* [WHAT IS ASKED]
From the entries that follow, gather each line holding the word "diagram".

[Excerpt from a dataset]
----------

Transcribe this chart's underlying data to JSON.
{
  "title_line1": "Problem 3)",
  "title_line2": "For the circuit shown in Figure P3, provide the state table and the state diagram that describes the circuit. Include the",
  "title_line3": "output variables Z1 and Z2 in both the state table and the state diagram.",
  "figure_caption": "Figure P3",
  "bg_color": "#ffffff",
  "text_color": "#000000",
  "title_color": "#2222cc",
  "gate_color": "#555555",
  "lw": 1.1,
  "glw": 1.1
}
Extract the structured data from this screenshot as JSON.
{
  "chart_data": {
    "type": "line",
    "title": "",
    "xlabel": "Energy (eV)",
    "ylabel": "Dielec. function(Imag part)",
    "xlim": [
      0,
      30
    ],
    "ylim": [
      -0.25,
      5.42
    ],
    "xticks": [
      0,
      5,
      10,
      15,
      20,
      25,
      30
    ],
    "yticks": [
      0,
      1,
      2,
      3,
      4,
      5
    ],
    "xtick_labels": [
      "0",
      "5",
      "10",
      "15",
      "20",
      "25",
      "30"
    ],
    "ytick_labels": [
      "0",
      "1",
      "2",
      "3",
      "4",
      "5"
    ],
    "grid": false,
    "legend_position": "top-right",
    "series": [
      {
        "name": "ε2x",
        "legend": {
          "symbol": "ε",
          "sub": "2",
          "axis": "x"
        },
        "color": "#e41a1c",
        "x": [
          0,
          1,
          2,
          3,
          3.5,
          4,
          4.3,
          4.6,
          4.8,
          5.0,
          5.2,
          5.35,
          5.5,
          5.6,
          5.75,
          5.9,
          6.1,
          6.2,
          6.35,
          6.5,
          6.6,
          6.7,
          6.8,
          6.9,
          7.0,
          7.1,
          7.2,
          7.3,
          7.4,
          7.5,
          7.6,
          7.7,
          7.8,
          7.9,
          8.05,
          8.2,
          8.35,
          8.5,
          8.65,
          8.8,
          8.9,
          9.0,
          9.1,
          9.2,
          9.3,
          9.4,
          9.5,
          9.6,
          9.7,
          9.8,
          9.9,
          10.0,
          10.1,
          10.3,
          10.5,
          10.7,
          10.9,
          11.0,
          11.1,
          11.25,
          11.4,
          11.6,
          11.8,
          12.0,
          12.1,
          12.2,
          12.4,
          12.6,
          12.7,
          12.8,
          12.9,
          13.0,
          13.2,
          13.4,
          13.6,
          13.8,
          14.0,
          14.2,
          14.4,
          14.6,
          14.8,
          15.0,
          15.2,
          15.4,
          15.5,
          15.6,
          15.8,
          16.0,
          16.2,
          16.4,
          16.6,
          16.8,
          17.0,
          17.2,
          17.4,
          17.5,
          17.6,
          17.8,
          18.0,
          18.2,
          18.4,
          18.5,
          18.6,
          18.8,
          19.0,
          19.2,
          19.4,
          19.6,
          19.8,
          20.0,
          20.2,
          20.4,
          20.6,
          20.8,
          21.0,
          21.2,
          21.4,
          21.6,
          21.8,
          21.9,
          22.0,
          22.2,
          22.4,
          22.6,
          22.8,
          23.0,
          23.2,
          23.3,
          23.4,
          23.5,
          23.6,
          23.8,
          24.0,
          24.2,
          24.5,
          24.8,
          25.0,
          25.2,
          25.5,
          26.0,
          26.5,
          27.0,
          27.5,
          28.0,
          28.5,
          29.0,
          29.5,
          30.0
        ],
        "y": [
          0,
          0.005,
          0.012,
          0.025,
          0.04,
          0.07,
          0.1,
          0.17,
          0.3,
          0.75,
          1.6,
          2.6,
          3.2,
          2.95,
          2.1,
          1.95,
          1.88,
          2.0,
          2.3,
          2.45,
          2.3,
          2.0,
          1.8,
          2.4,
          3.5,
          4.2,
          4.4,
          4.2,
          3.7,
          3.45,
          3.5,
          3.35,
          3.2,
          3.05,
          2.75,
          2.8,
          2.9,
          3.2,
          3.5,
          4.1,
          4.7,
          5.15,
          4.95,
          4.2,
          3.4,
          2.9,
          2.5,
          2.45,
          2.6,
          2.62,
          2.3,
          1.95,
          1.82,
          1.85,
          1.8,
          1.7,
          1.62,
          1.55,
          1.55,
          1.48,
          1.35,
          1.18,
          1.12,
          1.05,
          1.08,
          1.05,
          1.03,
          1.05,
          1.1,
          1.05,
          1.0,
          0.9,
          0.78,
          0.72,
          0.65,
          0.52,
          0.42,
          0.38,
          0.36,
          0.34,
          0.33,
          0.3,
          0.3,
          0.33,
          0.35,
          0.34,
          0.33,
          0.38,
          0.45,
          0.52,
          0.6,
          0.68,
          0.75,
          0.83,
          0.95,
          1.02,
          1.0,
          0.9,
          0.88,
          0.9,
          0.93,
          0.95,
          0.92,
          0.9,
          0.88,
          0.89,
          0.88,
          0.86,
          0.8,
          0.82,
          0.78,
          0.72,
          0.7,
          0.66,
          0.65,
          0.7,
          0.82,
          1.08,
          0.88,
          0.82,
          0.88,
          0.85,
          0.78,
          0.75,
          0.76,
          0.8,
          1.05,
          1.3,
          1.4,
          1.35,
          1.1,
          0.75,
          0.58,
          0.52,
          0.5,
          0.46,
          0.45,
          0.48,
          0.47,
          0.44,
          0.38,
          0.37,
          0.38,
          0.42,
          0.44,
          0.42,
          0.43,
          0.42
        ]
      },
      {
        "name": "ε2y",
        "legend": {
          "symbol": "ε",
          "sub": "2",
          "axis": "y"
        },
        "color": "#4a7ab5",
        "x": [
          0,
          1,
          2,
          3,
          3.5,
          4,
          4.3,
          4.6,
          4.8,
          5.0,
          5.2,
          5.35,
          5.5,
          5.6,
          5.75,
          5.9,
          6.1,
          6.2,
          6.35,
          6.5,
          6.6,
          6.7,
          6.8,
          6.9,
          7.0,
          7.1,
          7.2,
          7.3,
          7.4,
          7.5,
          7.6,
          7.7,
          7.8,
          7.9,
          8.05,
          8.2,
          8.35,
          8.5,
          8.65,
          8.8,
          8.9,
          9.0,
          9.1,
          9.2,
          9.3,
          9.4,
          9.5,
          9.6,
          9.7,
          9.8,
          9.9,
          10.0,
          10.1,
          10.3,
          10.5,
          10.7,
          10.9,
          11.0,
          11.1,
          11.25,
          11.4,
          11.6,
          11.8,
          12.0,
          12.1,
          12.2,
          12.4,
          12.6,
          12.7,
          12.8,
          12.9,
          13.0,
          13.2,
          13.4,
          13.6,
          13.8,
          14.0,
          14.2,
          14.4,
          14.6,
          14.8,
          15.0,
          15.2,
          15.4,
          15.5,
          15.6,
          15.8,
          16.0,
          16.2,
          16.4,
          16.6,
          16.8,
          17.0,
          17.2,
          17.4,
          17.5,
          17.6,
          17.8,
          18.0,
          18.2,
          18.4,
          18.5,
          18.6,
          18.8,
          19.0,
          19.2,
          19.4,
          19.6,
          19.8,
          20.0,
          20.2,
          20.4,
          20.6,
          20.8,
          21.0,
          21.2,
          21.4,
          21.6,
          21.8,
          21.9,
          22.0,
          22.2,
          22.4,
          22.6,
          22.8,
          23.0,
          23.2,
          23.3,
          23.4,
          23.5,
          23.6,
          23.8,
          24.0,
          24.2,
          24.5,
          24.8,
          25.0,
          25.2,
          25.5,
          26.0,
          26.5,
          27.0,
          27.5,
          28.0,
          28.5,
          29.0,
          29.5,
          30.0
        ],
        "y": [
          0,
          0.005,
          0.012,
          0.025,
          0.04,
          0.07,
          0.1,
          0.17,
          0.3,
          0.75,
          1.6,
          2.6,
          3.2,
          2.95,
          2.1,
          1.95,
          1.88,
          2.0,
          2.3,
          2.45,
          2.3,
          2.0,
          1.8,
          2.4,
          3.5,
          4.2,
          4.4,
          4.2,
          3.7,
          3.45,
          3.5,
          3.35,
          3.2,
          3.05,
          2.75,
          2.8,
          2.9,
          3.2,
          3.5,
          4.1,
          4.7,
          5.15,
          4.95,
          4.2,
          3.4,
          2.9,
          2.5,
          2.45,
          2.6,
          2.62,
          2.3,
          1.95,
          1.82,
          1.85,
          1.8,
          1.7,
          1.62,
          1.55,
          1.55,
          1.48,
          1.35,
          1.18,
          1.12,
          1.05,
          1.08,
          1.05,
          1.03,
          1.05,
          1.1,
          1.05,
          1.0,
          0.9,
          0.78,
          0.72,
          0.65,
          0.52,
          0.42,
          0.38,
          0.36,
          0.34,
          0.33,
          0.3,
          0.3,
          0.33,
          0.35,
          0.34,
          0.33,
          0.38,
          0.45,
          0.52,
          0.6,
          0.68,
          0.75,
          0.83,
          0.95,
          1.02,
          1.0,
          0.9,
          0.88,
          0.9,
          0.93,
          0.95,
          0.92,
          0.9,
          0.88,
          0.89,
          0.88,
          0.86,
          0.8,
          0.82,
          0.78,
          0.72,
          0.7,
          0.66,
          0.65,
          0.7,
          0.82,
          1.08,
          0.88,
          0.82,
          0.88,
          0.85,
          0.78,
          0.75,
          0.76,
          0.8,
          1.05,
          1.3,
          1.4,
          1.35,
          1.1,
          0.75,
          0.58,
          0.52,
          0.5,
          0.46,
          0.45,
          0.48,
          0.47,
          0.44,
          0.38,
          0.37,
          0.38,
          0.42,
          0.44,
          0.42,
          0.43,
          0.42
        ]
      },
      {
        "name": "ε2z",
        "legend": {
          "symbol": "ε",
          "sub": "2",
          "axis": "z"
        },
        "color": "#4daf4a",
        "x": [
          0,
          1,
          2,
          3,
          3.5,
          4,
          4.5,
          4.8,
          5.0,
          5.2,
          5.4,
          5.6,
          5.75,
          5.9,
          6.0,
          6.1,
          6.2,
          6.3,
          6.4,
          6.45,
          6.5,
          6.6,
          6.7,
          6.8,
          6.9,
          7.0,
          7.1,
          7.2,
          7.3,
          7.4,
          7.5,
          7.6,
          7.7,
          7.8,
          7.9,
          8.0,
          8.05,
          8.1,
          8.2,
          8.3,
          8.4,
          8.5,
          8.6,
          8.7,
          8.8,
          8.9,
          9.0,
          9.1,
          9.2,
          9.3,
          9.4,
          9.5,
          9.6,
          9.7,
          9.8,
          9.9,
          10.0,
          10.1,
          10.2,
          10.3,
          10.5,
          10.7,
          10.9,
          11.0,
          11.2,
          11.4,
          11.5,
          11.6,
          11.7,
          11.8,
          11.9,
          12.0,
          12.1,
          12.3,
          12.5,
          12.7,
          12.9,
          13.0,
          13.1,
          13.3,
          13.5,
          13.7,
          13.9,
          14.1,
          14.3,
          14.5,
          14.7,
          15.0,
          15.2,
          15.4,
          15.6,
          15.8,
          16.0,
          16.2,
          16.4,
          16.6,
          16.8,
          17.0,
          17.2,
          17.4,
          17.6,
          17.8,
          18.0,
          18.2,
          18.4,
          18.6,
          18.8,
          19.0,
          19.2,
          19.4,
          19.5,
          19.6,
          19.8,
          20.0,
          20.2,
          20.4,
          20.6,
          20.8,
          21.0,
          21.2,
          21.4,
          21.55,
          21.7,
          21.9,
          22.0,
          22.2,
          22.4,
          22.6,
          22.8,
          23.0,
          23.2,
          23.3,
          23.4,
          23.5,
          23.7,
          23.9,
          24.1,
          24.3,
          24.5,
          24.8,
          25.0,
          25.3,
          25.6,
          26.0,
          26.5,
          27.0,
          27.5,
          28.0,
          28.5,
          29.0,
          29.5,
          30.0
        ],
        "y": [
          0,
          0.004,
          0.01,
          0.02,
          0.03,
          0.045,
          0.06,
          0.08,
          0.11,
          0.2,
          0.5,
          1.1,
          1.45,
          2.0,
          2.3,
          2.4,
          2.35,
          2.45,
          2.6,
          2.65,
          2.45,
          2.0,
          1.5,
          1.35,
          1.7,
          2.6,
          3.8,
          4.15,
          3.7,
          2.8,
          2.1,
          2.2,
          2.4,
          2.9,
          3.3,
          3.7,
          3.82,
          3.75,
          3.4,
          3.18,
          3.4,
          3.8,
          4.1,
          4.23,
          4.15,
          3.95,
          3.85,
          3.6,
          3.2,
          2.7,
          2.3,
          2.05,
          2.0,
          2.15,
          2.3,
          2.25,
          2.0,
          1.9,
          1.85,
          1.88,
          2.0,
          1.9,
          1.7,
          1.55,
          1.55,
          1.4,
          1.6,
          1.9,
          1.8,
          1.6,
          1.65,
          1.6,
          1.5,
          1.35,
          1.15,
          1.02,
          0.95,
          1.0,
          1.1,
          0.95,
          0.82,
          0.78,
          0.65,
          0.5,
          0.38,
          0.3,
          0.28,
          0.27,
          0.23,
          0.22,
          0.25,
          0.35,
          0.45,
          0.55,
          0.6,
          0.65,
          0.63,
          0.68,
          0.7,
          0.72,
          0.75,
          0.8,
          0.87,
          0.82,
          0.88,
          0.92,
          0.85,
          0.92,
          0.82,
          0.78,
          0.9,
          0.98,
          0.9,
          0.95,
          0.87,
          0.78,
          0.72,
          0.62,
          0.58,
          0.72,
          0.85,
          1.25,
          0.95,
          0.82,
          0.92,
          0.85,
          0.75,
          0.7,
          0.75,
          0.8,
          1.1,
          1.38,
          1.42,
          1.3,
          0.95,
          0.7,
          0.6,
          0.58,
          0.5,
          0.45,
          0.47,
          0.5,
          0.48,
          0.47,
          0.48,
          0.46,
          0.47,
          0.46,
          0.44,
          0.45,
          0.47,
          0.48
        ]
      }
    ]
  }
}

----------

* [EXERCISE ANSWER]
  "title_line2": "For the circuit shown in Figure P3, provide the state table and the state diagram that describes the circuit. Include the",
  "title_line3": "output variables Z1 and Z2 in both the state table and the state diagram.",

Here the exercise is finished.